Instruções do exercício >>
Prossiga com o texto sobre a adoção de novas tecnologias no comércio eletrônico, começando logo após a última frase.

Trecho para análise >>

■ ■ ■ ■ ■ ■ ■

A forma como o e-commerce evoluiu e adotou novas tecnologias também nos mostra a importância de fatores externos – externalidades – no processo de transformação. Um exemplo claro disso foi a adoção dos certificados SSL para criptografia de dados de clientes no comércio eletrônico. Até 2015, apenas 20% das lojas utilizavam essa tecnologia. A partir de 2016, quando o Google e outras empresas sinalizaram que os sites que não utilizassem o SSL seriam despriorizados nos resultados de buscas dos clientes, a adoção subiu rapidamente, ultrapassando os 90%. Por todo o discurso, que sempre existiu, de preocupação com a segurança dos consumidores, o que fez o mercado se mexer foi a imposição externa, com risco de impacto sobre os negócios. Podemos contrastar isso com a adoção do 3-D Secure (https://en.wikipedia.org/wiki/3-D_Secure) nos processos de pagamento do comércio eletrônico, que nunca deslanchou devido tanto à complexidade de implantação quanto a uma falta de obrigatoriedade para as lojas. Empresas, no final, são muito parecidas com pessoas. Só mudam os seus hábitos e a sua forma de operar se algum elemento externo as obrigar. Para alguns setores, esse evento foi a pandemia. Para a grande maioria, ainda não tivemos esse empurrão.

■ ■ ■ ■ ■ ■ ■

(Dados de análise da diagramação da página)
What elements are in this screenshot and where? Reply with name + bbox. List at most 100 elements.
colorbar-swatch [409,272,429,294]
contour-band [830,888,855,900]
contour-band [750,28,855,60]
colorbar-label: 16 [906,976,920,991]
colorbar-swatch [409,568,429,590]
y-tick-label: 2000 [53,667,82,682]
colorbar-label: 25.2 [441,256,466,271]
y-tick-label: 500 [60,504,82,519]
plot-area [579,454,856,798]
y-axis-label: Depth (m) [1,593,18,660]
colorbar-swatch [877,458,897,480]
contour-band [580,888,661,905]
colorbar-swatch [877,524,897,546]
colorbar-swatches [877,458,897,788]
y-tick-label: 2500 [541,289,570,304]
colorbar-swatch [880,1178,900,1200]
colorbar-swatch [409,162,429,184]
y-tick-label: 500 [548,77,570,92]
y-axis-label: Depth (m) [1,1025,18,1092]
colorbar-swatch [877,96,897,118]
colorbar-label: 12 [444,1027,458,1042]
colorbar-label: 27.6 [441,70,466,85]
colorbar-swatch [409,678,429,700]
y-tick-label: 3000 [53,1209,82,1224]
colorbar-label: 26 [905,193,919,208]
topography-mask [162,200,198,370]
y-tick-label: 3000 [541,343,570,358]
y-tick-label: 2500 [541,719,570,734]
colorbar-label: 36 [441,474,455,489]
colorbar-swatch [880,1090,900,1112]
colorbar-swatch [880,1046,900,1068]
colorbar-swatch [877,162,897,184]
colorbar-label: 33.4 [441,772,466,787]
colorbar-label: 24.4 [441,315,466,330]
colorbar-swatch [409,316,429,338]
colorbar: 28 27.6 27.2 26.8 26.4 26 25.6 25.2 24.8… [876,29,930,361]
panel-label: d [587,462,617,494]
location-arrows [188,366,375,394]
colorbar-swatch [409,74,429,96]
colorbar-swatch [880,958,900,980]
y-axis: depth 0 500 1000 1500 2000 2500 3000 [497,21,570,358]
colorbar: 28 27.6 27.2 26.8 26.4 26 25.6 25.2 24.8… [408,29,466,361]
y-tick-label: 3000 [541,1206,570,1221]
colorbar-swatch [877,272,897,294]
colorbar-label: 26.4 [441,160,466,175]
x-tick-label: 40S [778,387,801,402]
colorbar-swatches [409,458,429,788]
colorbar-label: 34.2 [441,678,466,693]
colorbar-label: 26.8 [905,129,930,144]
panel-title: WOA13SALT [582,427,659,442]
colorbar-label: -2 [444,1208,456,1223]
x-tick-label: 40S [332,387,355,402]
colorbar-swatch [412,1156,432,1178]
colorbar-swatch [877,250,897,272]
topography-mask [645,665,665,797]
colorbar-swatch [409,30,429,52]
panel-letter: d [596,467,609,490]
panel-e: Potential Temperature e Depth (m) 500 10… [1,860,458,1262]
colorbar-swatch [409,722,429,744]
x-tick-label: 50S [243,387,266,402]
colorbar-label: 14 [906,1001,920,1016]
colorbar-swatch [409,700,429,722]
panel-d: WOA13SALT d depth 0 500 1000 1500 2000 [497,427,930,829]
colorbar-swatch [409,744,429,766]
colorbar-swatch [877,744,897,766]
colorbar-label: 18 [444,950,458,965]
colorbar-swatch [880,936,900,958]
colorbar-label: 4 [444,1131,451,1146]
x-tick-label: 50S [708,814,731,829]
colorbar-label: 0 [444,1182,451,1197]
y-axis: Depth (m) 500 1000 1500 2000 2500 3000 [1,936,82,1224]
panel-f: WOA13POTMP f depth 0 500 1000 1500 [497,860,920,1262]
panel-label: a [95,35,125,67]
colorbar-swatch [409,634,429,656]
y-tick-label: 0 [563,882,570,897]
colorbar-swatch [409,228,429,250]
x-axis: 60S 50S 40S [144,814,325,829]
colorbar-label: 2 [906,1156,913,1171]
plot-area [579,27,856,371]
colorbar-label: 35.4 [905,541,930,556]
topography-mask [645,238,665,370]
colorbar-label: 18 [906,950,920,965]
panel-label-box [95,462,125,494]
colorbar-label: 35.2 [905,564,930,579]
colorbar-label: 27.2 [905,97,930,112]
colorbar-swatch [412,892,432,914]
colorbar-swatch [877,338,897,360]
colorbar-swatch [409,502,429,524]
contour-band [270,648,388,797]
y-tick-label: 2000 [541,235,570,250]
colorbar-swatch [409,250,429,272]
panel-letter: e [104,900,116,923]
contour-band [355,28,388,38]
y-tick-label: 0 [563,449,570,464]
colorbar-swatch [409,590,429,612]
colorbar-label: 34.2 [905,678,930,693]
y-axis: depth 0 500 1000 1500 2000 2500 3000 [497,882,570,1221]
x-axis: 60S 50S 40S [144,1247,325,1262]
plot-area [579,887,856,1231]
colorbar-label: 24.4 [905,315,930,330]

■ ■ ■ ■ ■ ■ ■

Resposta da tarefa >>
E a ausência desse empurrão toca em um último ponto relevante que podemos aprender com o e-commerce: a velocidade da transformação pode parecer muito mais rápida do que realmente é. Para quem está inserido no universo da tecnologia, ou em setores adjacentes, a impressão muitas vezes é de que a transformação já aconteceu, e de que os clientes e empresas já são totalmente digitais. Isso não poderia estar mais longe da verdade, como o próprio comércio eletrônico ilustra. Mesmo crescendo a uma taxa anualizada de quase 25% – mais do que o dobro do varejo tradicional -, mais de 90% do mercado ainda opera única e exclusivamente no mundo físico, com processos tradicionais. A velocidade com que os líderes do mercado evoluem não pode ser confundida com a realidade do mercado, de que a vasta maioria das empresas se move lentamente, e ainda opera em modelos convencionais. E isso é verdade para todos os setores da economia.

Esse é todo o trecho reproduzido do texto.